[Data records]
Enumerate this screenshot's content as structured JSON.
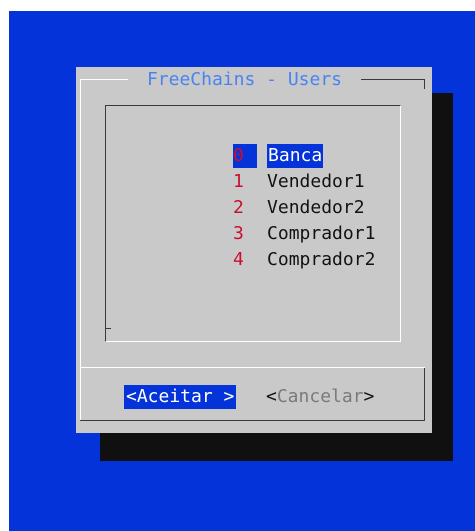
{
  "dialog": {
    "title": "FreeChains - Users"
  },
  "list": {
    "items": [
      {
        "index": "0",
        "label": "Banca",
        "selected": true
      },
      {
        "index": "1",
        "label": "Vendedor1",
        "selected": false
      },
      {
        "index": "2",
        "label": "Vendedor2",
        "selected": false
      },
      {
        "index": "3",
        "label": "Comprador1",
        "selected": false
      },
      {
        "index": "4",
        "label": "Comprador2",
        "selected": false
      }
    ]
  },
  "buttons": {
    "ok_label": "<Aceitar >",
    "cancel_open": "<",
    "cancel_text": "Cancelar",
    "cancel_close": ">"
  },
  "colors": {
    "screen_bg": "#0433d9",
    "dialog_bg": "#c9c9c9",
    "shadow": "#101010",
    "title": "#4a82f2",
    "index": "#c8102e",
    "selection_bg": "#0433d9"
  }
}
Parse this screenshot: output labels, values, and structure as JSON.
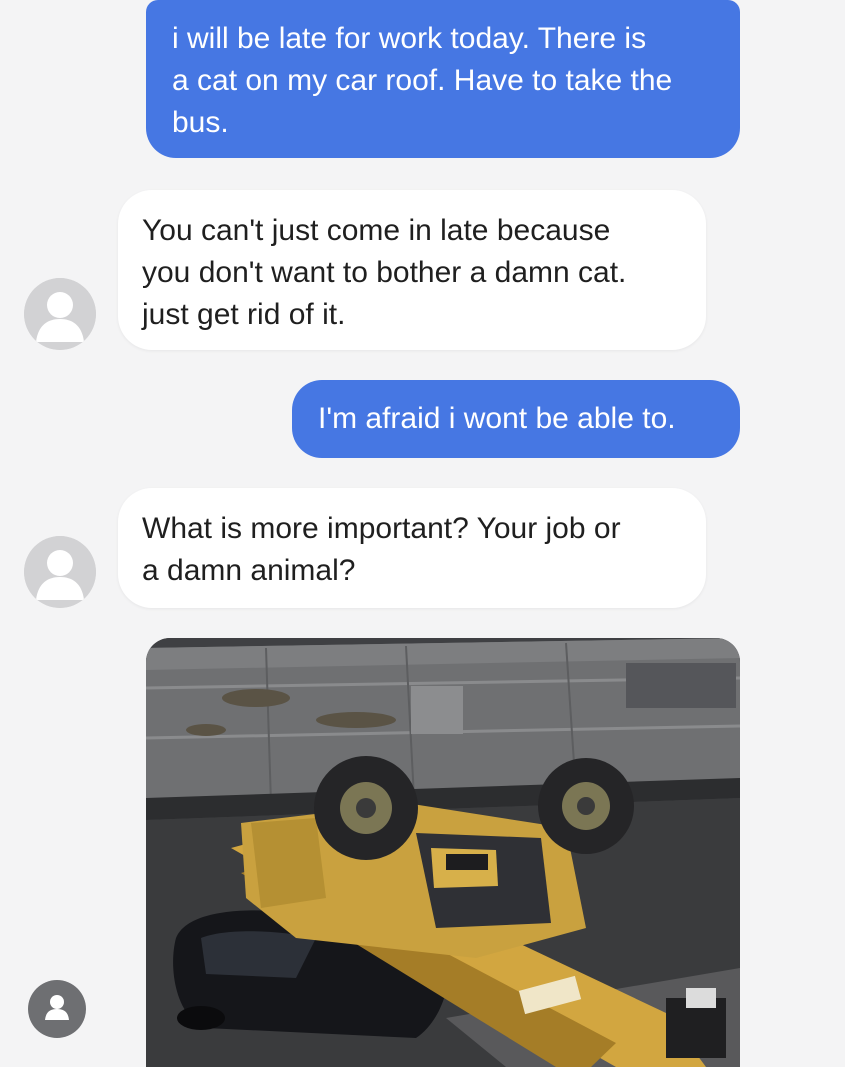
{
  "messages": [
    {
      "id": "msg1",
      "direction": "sent",
      "text": "i will be late for work today. There is\na cat on my car roof. Have to take the\nbus."
    },
    {
      "id": "msg2",
      "direction": "received",
      "text": "You can't just come in late because\nyou don't want to bother a damn cat.\njust get rid of it."
    },
    {
      "id": "msg3",
      "direction": "sent",
      "text": "I'm afraid i wont be able to."
    },
    {
      "id": "msg4",
      "direction": "received",
      "text": "What is more important? Your job or\na damn animal?"
    }
  ],
  "attachment": {
    "kind": "photo",
    "subject": "overturned yellow telehandler crane lying on a crushed black car"
  },
  "icons": {
    "contact_avatar": "person-silhouette-icon",
    "profile_button": "person-icon"
  },
  "colors": {
    "sent_bubble": "#4677e3",
    "received_bubble": "#ffffff",
    "background": "#f4f4f5",
    "avatar": "#d2d2d4"
  }
}
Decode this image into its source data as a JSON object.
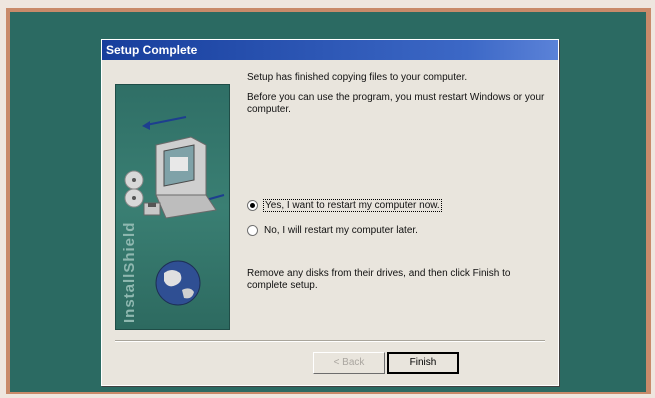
{
  "dialog": {
    "title": "Setup Complete",
    "side_brand": "InstallShield",
    "message_1": "Setup has finished copying files to your computer.",
    "message_2": "Before you can use the program, you must restart Windows or your computer.",
    "options": [
      {
        "label": "Yes, I want to restart my computer now.",
        "selected": true
      },
      {
        "label": "No, I will restart my computer later.",
        "selected": false
      }
    ],
    "message_3": "Remove any disks from their drives, and then click Finish to complete setup.",
    "back_button": "< Back",
    "finish_button": "Finish"
  },
  "icons": [
    "computer-icon",
    "cd-icon",
    "floppy-disk-icon",
    "globe-icon",
    "arrow-icon"
  ],
  "colors": {
    "desktop": "#2b6a62",
    "titlebar": "#173e9c",
    "dialog": "#e9e5dd"
  }
}
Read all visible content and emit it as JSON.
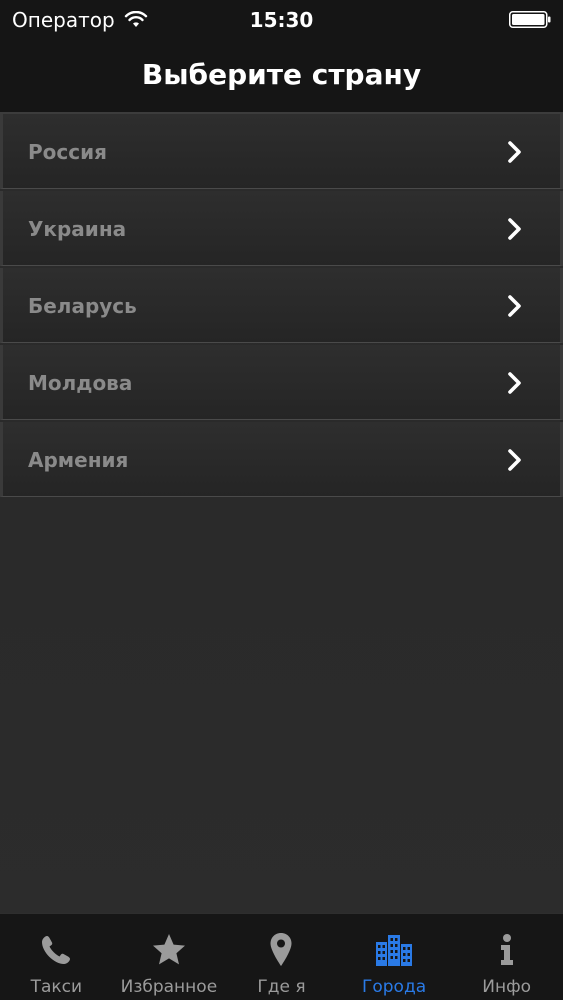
{
  "status_bar": {
    "carrier": "Оператор",
    "time": "15:30",
    "wifi_icon": "wifi-icon",
    "battery_icon": "battery-icon"
  },
  "nav": {
    "title": "Выберите страну"
  },
  "countries": [
    {
      "label": "Россия"
    },
    {
      "label": "Украина"
    },
    {
      "label": "Беларусь"
    },
    {
      "label": "Молдова"
    },
    {
      "label": "Армения"
    }
  ],
  "tabs": [
    {
      "label": "Такси",
      "icon": "phone-icon",
      "active": false
    },
    {
      "label": "Избранное",
      "icon": "star-icon",
      "active": false
    },
    {
      "label": "Где я",
      "icon": "location-pin-icon",
      "active": false
    },
    {
      "label": "Города",
      "icon": "city-buildings-icon",
      "active": true
    },
    {
      "label": "Инфо",
      "icon": "info-icon",
      "active": false
    }
  ],
  "colors": {
    "accent": "#2a7ae6",
    "inactive_tab": "#9b9b9b",
    "item_text": "#8a8a8a",
    "bar_background": "#151515"
  }
}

INSTRUCTIONS TO FOLLOW –
What you return should match the records above word for word, minus the pictures.

TASK RESPONSE –
Enumerate this screenshot's content as structured JSON.
{
  "dialog": {
    "title": "FreeChains - Users"
  },
  "list": {
    "items": [
      {
        "index": "0",
        "label": "Banca",
        "selected": true
      },
      {
        "index": "1",
        "label": "Vendedor1",
        "selected": false
      },
      {
        "index": "2",
        "label": "Vendedor2",
        "selected": false
      },
      {
        "index": "3",
        "label": "Comprador1",
        "selected": false
      },
      {
        "index": "4",
        "label": "Comprador2",
        "selected": false
      }
    ]
  },
  "buttons": {
    "ok_label": "<Aceitar >",
    "cancel_open": "<",
    "cancel_text": "Cancelar",
    "cancel_close": ">"
  },
  "colors": {
    "screen_bg": "#0433d9",
    "dialog_bg": "#c9c9c9",
    "shadow": "#101010",
    "title": "#4a82f2",
    "index": "#c8102e",
    "selection_bg": "#0433d9"
  }
}
Parse this screenshot: output labels, values, and structure as JSON.
{
  "messages": [
    {
      "id": "msg1",
      "direction": "sent",
      "text": "i will be late for work today. There is\na cat on my car roof. Have to take the\nbus."
    },
    {
      "id": "msg2",
      "direction": "received",
      "text": "You can't just come in late because\nyou don't want to bother a damn cat.\njust get rid of it."
    },
    {
      "id": "msg3",
      "direction": "sent",
      "text": "I'm afraid i wont be able to."
    },
    {
      "id": "msg4",
      "direction": "received",
      "text": "What is more important? Your job or\na damn animal?"
    }
  ],
  "attachment": {
    "kind": "photo",
    "subject": "overturned yellow telehandler crane lying on a crushed black car"
  },
  "icons": {
    "contact_avatar": "person-silhouette-icon",
    "profile_button": "person-icon"
  },
  "colors": {
    "sent_bubble": "#4677e3",
    "received_bubble": "#ffffff",
    "background": "#f4f4f5",
    "avatar": "#d2d2d4"
  }
}
Decode this image into its source data as a JSON object.
{
  "dialog": {
    "title": "Setup Complete",
    "side_brand": "InstallShield",
    "message_1": "Setup has finished copying files to your computer.",
    "message_2": "Before you can use the program, you must restart Windows or your computer.",
    "options": [
      {
        "label": "Yes, I want to restart my computer now.",
        "selected": true
      },
      {
        "label": "No, I will restart my computer later.",
        "selected": false
      }
    ],
    "message_3": "Remove any disks from their drives, and then click Finish to complete setup.",
    "back_button": "< Back",
    "finish_button": "Finish"
  },
  "icons": [
    "computer-icon",
    "cd-icon",
    "floppy-disk-icon",
    "globe-icon",
    "arrow-icon"
  ],
  "colors": {
    "desktop": "#2b6a62",
    "titlebar": "#173e9c",
    "dialog": "#e9e5dd"
  }
}
Read all visible content and emit it as JSON.
{
  "status_bar": {
    "carrier": "Оператор",
    "time": "15:30",
    "wifi_icon": "wifi-icon",
    "battery_icon": "battery-icon"
  },
  "nav": {
    "title": "Выберите страну"
  },
  "countries": [
    {
      "label": "Россия"
    },
    {
      "label": "Украина"
    },
    {
      "label": "Беларусь"
    },
    {
      "label": "Молдова"
    },
    {
      "label": "Армения"
    }
  ],
  "tabs": [
    {
      "label": "Такси",
      "icon": "phone-icon",
      "active": false
    },
    {
      "label": "Избранное",
      "icon": "star-icon",
      "active": false
    },
    {
      "label": "Где я",
      "icon": "location-pin-icon",
      "active": false
    },
    {
      "label": "Города",
      "icon": "city-buildings-icon",
      "active": true
    },
    {
      "label": "Инфо",
      "icon": "info-icon",
      "active": false
    }
  ],
  "colors": {
    "accent": "#2a7ae6",
    "inactive_tab": "#9b9b9b",
    "item_text": "#8a8a8a",
    "bar_background": "#151515"
  }
}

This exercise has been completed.